_WORK TO COMPLETE_
In the records below, find each line with the word "Metropolitana" and copy it.

Extracted data entries:
** START **
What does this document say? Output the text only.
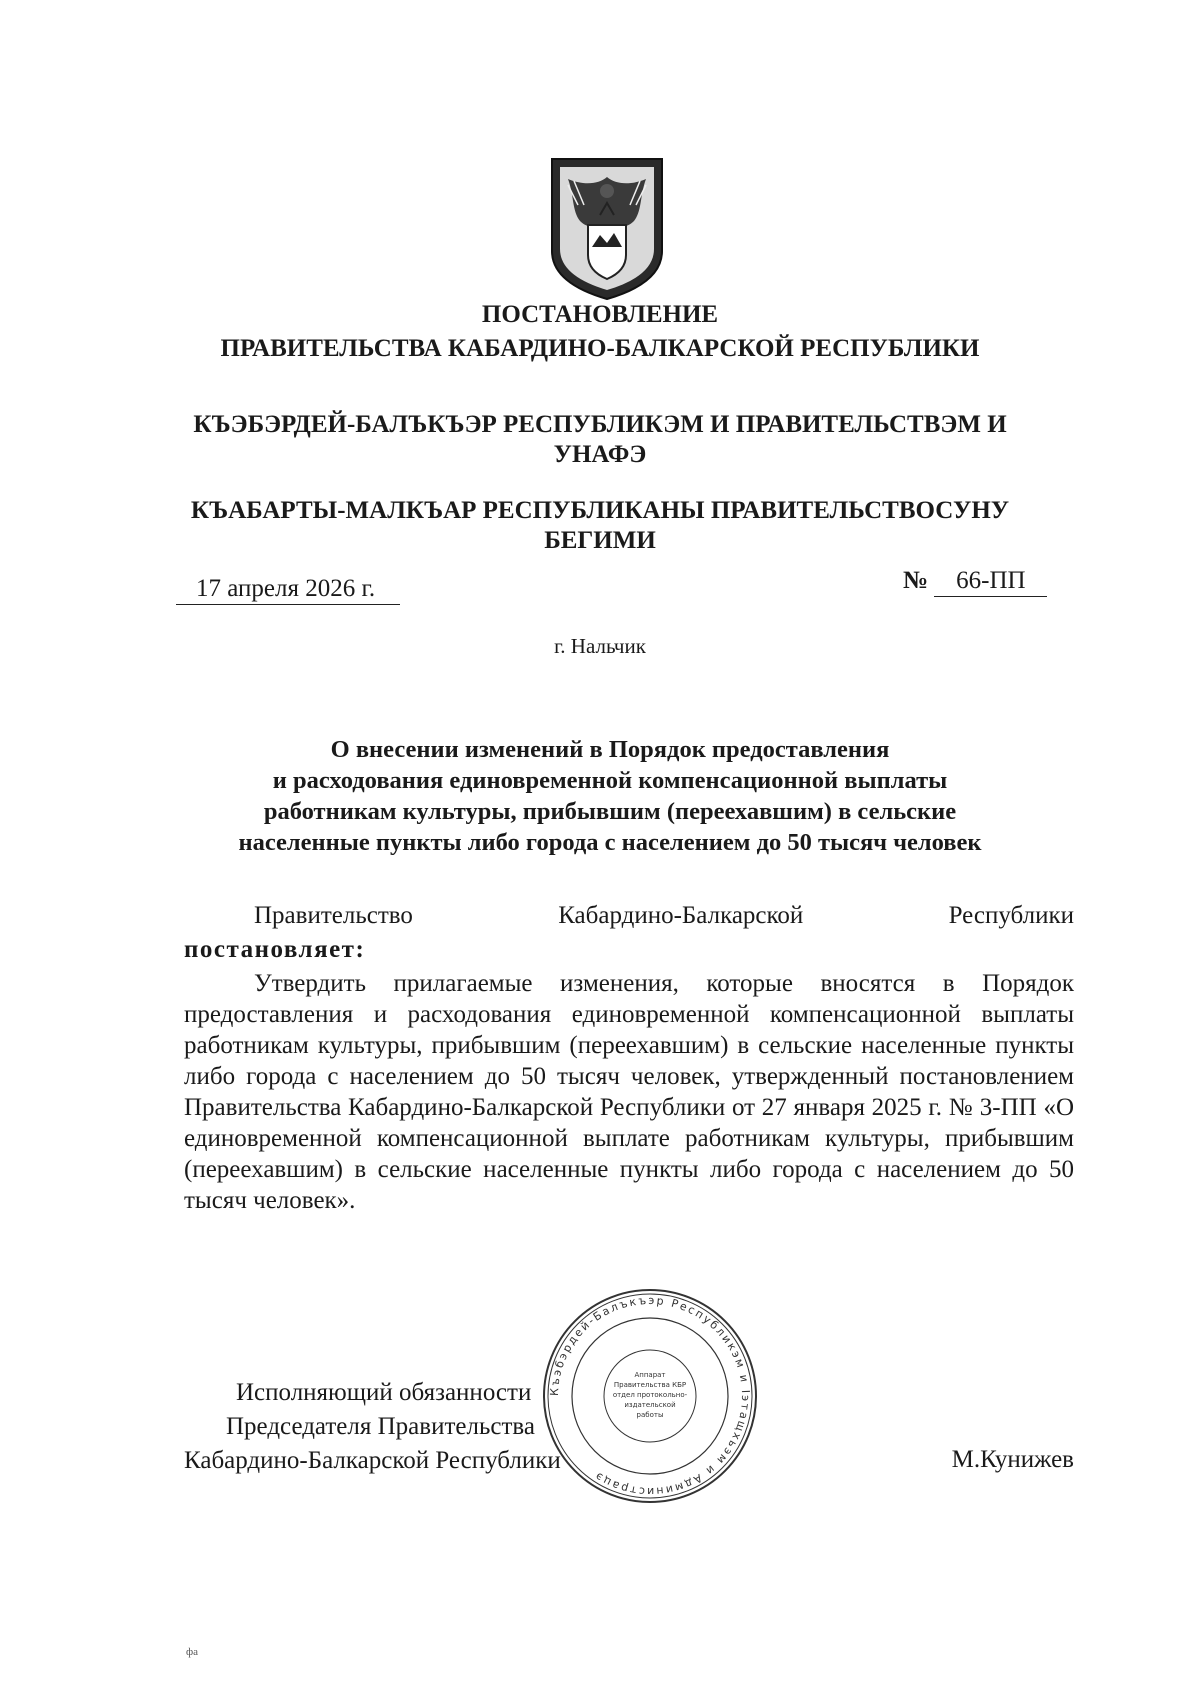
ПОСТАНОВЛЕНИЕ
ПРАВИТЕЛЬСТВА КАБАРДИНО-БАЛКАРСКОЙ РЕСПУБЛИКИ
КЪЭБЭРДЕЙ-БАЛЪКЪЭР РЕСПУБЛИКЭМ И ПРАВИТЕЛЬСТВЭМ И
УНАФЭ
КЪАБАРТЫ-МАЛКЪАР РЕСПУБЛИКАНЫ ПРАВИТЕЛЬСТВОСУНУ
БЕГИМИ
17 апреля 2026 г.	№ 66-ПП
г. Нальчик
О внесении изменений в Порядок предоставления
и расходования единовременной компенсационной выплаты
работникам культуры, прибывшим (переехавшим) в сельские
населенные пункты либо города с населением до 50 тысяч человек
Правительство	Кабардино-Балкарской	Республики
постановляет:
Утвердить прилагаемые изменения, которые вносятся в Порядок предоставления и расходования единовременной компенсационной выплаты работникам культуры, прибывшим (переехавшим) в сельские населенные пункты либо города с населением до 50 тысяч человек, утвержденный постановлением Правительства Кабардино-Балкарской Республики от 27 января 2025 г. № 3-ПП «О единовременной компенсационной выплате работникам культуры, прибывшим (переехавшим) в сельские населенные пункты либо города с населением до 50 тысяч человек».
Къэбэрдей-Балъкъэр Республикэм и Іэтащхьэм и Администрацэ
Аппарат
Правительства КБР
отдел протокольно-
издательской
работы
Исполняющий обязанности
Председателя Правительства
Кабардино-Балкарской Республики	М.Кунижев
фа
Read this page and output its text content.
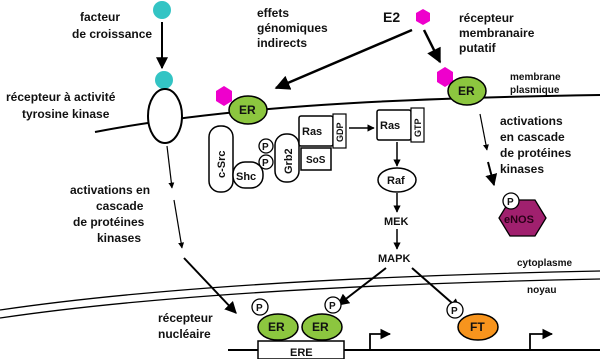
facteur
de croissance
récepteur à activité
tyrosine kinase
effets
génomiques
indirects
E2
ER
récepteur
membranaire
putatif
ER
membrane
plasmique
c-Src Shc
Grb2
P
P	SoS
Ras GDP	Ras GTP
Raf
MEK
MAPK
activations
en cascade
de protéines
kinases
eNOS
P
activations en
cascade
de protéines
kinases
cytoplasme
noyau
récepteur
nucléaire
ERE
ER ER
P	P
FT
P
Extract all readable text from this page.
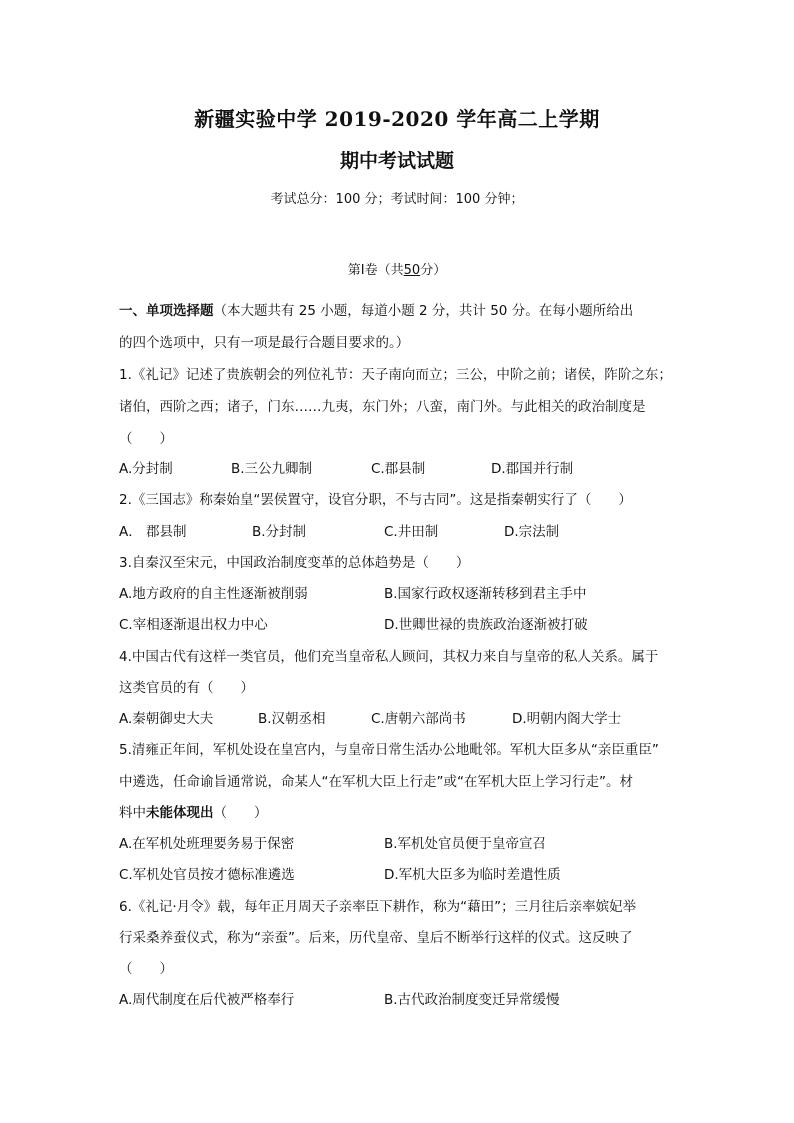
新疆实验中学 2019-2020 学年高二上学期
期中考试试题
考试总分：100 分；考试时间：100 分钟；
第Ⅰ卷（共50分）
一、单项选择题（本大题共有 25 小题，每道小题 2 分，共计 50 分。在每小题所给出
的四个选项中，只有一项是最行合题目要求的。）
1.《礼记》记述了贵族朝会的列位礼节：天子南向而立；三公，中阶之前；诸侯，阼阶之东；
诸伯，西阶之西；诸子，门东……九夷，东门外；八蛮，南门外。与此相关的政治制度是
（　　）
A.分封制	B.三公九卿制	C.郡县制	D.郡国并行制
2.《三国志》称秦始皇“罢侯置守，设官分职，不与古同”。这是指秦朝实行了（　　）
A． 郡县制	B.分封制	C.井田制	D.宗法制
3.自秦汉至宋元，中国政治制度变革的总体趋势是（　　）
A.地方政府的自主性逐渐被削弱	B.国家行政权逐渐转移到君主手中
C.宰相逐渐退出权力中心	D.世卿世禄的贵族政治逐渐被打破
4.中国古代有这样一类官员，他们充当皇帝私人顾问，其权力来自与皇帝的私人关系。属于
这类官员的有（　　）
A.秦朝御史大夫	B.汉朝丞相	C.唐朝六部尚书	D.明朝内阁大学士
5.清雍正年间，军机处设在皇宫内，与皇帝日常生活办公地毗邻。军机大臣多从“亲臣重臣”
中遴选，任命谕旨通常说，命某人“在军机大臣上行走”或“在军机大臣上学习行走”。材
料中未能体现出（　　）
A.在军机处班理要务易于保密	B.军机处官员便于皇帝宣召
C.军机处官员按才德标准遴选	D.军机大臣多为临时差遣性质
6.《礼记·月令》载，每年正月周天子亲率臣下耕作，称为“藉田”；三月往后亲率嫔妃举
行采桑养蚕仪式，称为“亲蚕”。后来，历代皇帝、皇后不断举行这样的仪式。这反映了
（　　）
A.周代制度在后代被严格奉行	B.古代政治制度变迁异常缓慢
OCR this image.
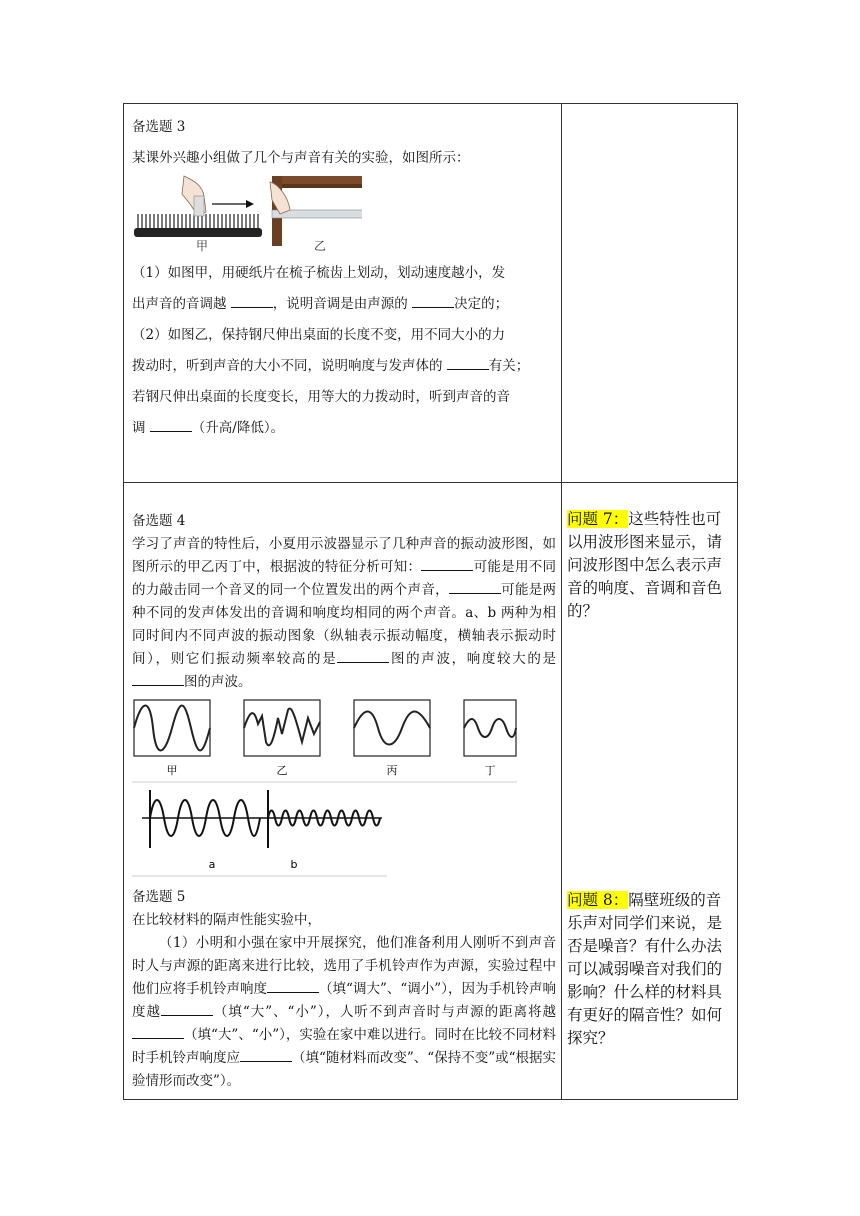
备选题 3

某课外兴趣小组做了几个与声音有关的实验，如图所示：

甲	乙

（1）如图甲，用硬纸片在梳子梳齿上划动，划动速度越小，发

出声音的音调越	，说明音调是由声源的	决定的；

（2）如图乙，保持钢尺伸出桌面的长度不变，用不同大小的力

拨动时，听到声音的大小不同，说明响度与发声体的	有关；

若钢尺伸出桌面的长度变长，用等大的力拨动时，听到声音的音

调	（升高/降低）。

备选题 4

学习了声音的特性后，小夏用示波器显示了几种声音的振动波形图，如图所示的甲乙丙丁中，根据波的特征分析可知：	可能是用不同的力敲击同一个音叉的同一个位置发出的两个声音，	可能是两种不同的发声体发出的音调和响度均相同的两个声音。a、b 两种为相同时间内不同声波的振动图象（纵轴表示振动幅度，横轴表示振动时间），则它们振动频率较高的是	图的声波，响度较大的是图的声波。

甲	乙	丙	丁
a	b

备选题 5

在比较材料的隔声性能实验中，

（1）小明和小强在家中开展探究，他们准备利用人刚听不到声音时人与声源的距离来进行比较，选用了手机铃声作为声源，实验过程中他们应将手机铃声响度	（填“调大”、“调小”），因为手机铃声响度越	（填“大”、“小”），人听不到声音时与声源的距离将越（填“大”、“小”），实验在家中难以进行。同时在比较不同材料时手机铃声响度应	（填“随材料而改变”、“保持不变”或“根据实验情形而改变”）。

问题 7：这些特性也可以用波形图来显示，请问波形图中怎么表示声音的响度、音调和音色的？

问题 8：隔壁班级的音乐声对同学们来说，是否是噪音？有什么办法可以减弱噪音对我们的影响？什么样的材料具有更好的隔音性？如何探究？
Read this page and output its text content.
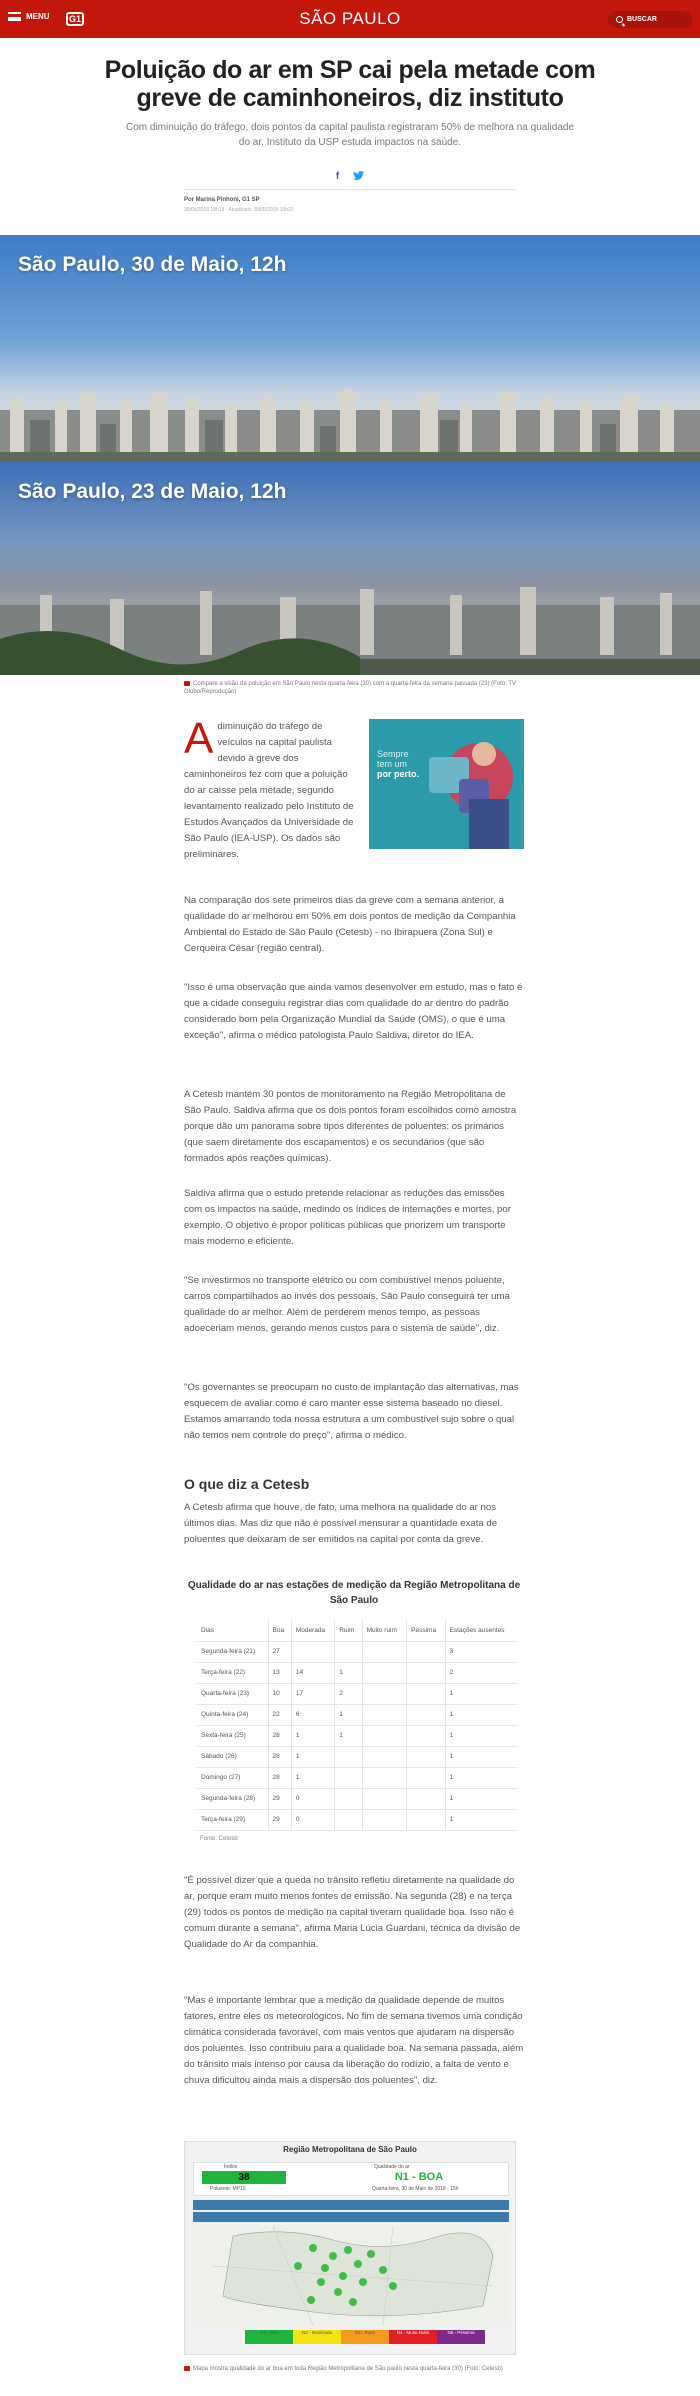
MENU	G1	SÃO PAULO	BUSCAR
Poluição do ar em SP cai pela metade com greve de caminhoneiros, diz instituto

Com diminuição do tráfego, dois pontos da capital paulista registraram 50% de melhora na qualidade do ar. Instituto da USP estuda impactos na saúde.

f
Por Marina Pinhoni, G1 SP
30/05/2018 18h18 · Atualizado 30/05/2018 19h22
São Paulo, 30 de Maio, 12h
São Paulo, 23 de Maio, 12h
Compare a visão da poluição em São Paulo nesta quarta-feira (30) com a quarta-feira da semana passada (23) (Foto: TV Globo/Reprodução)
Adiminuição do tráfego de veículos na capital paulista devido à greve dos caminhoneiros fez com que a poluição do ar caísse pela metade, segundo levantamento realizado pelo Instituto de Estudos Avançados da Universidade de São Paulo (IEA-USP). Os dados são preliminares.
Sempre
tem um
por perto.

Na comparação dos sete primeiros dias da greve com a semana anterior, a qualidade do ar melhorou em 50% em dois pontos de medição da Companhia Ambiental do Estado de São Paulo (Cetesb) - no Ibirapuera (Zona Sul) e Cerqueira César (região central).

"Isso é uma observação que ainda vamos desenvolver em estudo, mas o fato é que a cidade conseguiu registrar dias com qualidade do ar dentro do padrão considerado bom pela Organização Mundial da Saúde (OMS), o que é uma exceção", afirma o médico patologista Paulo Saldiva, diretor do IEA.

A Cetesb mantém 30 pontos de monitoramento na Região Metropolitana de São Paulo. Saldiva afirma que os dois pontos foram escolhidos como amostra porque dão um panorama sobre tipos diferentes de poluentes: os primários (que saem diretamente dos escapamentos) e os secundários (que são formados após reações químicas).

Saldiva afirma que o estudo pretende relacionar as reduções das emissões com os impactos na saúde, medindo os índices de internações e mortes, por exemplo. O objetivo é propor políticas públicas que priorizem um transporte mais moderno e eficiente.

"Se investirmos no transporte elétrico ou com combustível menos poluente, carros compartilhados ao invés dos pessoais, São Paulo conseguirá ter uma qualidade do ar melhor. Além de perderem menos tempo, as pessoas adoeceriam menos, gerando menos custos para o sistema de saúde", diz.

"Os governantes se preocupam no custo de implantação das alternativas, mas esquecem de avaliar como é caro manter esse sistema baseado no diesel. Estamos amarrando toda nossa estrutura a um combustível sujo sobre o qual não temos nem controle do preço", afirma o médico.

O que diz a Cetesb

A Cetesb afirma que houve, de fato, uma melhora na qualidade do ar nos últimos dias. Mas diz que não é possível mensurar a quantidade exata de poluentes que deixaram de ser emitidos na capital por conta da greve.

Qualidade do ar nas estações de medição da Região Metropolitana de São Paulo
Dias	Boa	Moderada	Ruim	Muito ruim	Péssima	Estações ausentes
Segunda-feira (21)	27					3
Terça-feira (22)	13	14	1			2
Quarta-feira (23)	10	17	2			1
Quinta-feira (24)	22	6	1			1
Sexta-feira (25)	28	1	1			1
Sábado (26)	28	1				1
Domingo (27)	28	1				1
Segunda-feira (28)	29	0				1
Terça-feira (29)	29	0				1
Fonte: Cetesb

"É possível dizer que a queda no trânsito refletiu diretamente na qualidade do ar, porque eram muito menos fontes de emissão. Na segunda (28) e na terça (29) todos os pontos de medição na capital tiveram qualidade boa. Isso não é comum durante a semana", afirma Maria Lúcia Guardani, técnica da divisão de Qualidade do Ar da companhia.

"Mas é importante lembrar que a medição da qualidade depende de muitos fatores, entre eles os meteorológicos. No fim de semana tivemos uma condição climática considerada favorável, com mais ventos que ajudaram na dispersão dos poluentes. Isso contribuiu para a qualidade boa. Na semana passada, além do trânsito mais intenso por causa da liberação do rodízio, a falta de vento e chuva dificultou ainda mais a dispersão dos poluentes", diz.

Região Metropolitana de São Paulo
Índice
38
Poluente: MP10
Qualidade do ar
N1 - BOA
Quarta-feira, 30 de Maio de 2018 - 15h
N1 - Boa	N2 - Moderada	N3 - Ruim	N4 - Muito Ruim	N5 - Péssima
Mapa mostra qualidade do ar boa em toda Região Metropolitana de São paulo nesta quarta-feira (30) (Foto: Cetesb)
** END **
_PROBLEM SOLUTION_
A Cetesb mantém 30 pontos de monitoramento na Região Metropolitana de São Paulo. Saldiva afirma que os dois pontos foram escolhidos como amostra porque dão um panorama sobre tipos diferentes de poluentes: os primários (que saem diretamente dos escapamentos) e os secundários (que são formados após reações químicas).
Qualidade do ar nas estações de medição da Região Metropolitana de São Paulo
Região Metropolitana de São Paulo
Mapa mostra qualidade do ar boa em toda Região Metropolitana de São paulo nesta quarta-feira (30) (Foto: Cetesb)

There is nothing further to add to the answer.